▶ PROBLEM:
Look through the data below and return each line where "work" appears.

+++ RECORDED DATA

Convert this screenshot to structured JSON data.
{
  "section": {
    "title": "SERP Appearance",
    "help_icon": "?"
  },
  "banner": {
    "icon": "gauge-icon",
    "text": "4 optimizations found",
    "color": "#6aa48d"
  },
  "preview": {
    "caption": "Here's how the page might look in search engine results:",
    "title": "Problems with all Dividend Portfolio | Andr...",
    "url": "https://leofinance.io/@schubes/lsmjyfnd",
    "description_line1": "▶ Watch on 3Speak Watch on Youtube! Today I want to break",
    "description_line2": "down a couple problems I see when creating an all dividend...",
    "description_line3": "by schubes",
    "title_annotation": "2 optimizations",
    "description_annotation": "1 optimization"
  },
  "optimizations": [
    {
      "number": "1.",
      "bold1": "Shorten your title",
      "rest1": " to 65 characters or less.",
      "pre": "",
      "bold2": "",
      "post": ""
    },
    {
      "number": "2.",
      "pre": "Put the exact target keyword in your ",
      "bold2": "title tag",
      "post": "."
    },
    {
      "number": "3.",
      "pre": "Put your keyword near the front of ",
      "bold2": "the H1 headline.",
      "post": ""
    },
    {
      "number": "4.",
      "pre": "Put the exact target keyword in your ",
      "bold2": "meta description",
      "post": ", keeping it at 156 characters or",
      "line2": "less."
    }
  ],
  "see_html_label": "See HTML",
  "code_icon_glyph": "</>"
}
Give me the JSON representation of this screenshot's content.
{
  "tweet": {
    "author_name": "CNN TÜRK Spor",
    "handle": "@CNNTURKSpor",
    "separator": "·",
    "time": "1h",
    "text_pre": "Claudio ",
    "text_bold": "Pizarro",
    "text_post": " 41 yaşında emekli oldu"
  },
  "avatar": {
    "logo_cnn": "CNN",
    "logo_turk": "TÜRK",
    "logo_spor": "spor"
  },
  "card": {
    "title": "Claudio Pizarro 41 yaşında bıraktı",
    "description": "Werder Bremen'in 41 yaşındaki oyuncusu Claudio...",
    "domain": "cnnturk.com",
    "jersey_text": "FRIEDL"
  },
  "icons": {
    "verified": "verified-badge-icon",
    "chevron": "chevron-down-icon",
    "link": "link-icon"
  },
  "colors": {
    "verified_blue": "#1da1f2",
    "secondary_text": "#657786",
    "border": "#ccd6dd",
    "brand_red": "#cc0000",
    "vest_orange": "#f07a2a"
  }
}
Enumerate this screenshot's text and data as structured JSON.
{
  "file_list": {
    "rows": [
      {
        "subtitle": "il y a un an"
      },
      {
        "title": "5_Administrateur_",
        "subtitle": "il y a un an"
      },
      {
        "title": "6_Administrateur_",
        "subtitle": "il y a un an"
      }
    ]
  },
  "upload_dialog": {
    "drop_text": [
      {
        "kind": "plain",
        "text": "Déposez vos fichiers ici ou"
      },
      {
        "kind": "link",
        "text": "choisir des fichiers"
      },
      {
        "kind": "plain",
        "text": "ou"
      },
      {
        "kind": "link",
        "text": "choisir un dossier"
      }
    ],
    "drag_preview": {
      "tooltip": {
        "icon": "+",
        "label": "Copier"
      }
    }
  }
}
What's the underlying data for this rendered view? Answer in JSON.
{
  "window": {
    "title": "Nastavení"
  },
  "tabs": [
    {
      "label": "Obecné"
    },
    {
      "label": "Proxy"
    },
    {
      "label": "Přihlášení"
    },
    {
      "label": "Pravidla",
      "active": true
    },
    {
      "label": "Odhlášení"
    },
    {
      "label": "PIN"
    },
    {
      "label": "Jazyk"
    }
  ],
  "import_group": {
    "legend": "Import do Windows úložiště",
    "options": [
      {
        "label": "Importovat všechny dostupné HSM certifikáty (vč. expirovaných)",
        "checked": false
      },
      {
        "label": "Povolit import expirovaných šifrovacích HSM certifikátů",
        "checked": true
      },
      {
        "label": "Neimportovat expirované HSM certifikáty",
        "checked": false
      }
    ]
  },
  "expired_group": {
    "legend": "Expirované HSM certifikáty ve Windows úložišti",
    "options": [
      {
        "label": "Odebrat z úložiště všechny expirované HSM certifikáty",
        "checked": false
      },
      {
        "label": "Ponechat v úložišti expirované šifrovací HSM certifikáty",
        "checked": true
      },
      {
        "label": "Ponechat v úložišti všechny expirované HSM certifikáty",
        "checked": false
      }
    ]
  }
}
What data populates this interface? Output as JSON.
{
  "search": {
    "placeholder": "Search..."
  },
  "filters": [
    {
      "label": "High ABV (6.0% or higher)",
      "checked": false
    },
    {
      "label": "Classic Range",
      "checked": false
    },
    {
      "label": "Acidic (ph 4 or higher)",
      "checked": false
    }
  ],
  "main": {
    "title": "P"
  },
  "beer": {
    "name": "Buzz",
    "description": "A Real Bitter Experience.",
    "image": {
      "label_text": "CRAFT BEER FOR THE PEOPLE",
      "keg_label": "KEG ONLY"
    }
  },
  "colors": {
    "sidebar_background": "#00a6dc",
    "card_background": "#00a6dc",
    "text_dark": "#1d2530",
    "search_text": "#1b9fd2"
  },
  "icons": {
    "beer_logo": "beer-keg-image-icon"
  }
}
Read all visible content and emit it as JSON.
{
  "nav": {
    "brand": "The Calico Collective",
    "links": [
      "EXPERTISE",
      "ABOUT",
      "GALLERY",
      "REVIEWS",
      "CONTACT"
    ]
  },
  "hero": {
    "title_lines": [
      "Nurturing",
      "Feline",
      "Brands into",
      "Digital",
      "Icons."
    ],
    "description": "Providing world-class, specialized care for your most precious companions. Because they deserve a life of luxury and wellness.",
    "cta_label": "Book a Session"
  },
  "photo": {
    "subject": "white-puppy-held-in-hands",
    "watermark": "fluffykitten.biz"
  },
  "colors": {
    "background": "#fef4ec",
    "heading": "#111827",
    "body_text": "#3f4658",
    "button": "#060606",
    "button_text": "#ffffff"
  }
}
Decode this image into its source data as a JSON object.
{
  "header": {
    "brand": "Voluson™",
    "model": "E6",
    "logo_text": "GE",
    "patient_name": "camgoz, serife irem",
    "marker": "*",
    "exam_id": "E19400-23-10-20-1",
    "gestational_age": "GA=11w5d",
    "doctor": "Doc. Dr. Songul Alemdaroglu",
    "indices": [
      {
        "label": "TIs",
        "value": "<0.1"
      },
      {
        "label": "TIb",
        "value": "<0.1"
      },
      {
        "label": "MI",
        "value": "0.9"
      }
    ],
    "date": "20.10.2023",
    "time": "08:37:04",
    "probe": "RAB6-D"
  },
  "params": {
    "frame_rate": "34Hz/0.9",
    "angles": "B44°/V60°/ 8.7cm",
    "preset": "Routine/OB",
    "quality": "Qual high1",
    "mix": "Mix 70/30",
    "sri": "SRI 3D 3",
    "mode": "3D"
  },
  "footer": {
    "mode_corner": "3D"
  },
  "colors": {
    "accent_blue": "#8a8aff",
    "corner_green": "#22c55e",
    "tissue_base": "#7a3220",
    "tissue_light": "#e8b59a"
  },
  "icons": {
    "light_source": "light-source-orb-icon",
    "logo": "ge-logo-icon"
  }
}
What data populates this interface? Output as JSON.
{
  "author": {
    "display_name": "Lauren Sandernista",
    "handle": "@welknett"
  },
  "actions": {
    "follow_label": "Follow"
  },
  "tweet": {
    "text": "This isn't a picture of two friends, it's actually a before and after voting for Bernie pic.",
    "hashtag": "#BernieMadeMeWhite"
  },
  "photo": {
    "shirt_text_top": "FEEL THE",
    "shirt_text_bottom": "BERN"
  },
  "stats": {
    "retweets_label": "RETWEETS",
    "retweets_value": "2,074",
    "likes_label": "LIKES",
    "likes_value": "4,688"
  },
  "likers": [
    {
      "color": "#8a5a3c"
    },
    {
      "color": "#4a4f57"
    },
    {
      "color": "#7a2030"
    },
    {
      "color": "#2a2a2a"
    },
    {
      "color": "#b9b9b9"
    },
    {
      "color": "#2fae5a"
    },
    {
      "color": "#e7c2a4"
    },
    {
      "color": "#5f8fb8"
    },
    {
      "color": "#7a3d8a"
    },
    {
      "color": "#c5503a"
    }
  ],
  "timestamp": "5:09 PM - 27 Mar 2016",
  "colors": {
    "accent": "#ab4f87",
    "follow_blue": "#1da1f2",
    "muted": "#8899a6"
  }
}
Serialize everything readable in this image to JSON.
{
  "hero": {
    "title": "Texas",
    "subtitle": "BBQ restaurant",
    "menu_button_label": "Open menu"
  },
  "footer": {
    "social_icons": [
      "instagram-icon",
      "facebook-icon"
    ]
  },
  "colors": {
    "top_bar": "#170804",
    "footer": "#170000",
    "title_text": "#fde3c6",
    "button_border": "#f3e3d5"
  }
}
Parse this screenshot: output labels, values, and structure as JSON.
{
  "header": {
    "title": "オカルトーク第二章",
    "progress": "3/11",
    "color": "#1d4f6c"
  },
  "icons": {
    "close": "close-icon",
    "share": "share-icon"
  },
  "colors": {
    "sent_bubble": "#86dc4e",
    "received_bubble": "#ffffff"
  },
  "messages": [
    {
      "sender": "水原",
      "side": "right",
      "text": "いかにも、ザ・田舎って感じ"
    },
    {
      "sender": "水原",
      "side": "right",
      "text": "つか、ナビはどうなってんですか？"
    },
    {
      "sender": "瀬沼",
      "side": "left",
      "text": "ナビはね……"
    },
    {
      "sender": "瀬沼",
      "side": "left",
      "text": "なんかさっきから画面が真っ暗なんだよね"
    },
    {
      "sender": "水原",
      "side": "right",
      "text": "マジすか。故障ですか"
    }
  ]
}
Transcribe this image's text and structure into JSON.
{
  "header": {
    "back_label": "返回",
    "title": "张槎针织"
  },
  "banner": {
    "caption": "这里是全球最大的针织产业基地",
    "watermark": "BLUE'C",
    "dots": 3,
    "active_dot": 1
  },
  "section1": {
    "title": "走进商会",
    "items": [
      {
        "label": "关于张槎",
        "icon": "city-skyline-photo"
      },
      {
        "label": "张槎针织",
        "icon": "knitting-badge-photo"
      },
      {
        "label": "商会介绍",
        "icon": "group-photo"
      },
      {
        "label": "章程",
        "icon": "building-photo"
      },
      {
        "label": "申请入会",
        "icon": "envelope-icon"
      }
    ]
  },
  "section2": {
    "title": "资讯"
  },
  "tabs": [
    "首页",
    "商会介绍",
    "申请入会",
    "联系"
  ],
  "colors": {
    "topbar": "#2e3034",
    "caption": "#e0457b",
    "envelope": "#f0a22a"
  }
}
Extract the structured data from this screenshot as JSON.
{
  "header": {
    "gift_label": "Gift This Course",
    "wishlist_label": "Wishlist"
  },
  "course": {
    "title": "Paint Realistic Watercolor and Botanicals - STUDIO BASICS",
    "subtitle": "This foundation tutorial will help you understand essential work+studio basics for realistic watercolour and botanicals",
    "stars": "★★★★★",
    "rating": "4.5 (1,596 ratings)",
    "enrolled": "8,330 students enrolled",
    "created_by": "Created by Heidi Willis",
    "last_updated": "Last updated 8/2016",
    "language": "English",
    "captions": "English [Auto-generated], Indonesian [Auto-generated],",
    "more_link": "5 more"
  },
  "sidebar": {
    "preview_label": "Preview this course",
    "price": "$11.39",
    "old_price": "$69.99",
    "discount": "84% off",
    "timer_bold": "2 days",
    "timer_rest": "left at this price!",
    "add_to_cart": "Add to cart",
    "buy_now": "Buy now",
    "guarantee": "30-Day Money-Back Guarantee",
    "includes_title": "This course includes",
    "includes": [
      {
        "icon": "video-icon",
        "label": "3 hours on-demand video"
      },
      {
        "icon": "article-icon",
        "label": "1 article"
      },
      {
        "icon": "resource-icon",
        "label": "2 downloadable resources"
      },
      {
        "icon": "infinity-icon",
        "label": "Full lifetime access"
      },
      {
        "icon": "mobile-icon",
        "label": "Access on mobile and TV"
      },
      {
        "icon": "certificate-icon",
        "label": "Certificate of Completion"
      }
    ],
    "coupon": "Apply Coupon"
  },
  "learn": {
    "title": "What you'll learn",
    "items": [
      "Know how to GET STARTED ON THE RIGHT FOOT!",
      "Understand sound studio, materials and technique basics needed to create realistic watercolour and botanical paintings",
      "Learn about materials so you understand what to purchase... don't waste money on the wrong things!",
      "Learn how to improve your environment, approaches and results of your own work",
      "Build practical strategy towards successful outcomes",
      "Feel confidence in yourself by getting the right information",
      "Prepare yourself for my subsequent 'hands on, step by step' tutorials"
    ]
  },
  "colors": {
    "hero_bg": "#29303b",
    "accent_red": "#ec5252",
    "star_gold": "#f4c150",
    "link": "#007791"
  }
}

++++++

▶ THE REPLY:
    "subtitle": "This foundation tutorial will help you understand essential work+studio basics for realistic watercolour and botanicals",
      "Learn how to improve your environment, approaches and results of your own work",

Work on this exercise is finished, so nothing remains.